Give the number of lines below that contain the word "JSON", and nothing else.

## Begin Excerpted records

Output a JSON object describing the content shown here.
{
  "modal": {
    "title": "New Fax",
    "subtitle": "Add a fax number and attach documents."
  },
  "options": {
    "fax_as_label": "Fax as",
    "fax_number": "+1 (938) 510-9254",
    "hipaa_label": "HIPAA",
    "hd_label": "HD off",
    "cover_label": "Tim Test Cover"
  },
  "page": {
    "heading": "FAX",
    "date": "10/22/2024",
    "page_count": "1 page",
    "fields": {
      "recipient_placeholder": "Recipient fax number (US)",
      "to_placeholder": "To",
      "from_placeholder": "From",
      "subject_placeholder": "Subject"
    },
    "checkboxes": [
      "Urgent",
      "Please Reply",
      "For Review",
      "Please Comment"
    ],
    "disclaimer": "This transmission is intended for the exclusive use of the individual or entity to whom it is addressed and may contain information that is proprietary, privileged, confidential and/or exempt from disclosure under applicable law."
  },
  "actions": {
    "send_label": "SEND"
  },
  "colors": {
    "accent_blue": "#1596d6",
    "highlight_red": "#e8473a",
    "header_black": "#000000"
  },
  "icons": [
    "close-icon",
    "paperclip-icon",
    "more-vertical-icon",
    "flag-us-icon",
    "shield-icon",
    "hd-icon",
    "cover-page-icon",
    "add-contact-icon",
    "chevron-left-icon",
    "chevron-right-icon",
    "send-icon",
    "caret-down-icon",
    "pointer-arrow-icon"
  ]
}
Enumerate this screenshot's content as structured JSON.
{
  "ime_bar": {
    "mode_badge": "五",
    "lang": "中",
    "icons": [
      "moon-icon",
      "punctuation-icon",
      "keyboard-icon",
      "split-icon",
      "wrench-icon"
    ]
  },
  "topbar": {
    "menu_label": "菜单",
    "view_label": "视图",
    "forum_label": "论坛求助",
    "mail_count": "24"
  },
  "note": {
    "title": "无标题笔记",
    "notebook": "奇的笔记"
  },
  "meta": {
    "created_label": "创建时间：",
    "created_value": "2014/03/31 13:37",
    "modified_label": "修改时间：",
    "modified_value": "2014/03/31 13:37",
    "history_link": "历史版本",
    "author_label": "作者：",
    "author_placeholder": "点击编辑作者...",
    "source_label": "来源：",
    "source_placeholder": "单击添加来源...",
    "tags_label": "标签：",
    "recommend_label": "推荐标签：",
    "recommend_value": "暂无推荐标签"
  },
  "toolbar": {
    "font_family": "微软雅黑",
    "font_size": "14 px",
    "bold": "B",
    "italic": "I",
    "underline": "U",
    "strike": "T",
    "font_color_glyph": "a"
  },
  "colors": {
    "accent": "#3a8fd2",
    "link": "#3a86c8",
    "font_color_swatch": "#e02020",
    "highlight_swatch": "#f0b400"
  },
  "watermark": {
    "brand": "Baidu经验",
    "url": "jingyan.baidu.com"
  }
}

## End Excerpted records

> Task output:
2